◆ WORK REQUIRED: Edit everything from the start of the listing down to the line containing "table-cell[interactable] (378, 1038, 460, 1056)" by replacing "Your text content" with "Sample text content" and leaving all else unchanged.

(Collected data entries)
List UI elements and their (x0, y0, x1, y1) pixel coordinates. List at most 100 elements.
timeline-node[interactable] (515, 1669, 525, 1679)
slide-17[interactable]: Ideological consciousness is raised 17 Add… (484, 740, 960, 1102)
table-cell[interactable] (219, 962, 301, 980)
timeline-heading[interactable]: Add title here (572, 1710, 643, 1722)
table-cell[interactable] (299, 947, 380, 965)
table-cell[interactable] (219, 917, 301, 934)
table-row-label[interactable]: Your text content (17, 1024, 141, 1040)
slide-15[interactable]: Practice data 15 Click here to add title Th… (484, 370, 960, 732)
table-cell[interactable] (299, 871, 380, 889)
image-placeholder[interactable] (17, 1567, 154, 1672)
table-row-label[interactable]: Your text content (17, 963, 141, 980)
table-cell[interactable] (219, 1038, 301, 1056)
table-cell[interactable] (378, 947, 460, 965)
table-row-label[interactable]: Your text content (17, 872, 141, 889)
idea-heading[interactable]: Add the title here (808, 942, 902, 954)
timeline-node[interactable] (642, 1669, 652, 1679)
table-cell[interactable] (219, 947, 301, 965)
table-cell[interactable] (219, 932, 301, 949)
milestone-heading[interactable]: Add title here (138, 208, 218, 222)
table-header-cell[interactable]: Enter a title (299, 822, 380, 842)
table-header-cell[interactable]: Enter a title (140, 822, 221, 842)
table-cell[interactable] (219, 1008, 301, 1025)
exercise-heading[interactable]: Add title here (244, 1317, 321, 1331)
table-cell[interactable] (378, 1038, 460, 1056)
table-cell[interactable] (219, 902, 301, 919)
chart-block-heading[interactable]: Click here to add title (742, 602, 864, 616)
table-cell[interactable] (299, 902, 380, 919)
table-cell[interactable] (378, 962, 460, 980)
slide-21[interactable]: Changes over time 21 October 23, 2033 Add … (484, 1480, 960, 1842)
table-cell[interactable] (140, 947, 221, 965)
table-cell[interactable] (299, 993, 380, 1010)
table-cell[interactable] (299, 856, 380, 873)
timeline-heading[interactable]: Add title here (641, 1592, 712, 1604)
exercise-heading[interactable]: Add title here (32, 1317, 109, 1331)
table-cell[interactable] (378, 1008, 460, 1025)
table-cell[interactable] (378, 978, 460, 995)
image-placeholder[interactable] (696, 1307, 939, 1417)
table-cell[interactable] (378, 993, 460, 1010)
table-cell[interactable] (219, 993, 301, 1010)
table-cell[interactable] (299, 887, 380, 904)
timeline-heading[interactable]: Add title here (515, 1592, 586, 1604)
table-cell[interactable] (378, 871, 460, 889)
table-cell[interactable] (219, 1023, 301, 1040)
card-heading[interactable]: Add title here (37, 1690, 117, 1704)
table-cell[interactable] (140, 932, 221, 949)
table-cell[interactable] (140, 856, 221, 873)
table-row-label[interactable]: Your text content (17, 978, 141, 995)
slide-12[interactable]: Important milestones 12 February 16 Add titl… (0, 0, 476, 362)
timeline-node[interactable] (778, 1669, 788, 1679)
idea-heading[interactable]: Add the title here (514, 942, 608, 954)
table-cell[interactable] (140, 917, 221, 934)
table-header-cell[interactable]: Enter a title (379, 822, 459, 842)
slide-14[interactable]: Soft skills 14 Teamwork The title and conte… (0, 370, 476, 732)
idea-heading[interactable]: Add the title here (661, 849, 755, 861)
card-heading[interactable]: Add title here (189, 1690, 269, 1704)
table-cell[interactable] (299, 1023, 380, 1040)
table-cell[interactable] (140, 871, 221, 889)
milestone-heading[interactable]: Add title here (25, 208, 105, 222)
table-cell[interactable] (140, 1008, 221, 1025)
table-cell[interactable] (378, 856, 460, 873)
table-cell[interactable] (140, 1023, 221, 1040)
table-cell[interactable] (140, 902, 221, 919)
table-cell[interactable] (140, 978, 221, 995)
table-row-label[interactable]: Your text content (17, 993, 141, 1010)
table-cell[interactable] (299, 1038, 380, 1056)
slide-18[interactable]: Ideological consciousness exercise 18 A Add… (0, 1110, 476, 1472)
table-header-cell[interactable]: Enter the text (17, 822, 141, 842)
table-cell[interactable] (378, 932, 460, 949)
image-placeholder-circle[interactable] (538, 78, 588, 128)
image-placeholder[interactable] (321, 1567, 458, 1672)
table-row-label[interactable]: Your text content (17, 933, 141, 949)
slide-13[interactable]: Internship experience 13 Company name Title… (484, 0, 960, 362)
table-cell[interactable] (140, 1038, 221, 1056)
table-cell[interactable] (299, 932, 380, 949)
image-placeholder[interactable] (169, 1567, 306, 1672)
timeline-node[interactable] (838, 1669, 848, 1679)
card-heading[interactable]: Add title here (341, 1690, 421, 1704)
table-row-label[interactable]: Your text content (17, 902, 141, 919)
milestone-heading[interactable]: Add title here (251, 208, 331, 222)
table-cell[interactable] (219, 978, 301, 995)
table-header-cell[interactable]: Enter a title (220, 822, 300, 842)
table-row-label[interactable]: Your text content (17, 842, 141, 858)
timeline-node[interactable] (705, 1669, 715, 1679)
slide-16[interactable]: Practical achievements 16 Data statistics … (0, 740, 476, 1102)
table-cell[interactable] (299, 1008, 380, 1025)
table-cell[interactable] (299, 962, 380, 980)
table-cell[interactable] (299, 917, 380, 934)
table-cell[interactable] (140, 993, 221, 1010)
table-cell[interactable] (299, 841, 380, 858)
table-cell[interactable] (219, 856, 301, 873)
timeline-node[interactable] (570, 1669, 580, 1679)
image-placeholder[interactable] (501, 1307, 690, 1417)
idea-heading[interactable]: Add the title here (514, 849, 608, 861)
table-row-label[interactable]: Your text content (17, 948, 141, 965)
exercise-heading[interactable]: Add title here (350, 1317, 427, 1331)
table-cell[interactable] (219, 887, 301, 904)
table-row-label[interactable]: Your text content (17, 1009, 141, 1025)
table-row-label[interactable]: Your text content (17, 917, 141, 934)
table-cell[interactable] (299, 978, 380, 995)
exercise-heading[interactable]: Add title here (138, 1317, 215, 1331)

◆ ANSWER TO THE EXERCISE:
List UI elements and their (x0, y0, x1, y1) pixel coordinates. List at most 100 elements.
timeline-node[interactable] (515, 1669, 525, 1679)
slide-17[interactable]: Ideological consciousness is raised 17 Add… (484, 740, 960, 1102)
table-cell[interactable] (219, 962, 301, 980)
timeline-heading[interactable]: Add title here (572, 1710, 643, 1722)
table-cell[interactable] (299, 947, 380, 965)
table-cell[interactable] (219, 917, 301, 934)
table-row-label[interactable]: Sample text content (17, 1024, 141, 1040)
slide-15[interactable]: Practice data 15 Click here to add title Th… (484, 370, 960, 732)
table-cell[interactable] (299, 871, 380, 889)
image-placeholder[interactable] (17, 1567, 154, 1672)
table-row-label[interactable]: Sample text content (17, 963, 141, 980)
table-cell[interactable] (219, 1038, 301, 1056)
table-cell[interactable] (378, 947, 460, 965)
table-row-label[interactable]: Sample text content (17, 872, 141, 889)
idea-heading[interactable]: Add the title here (808, 942, 902, 954)
timeline-node[interactable] (642, 1669, 652, 1679)
table-cell[interactable] (219, 947, 301, 965)
table-cell[interactable] (219, 932, 301, 949)
milestone-heading[interactable]: Add title here (138, 208, 218, 222)
table-header-cell[interactable]: Enter a title (299, 822, 380, 842)
table-header-cell[interactable]: Enter a title (140, 822, 221, 842)
table-cell[interactable] (219, 1008, 301, 1025)
exercise-heading[interactable]: Add title here (244, 1317, 321, 1331)
table-cell[interactable] (378, 1038, 460, 1056)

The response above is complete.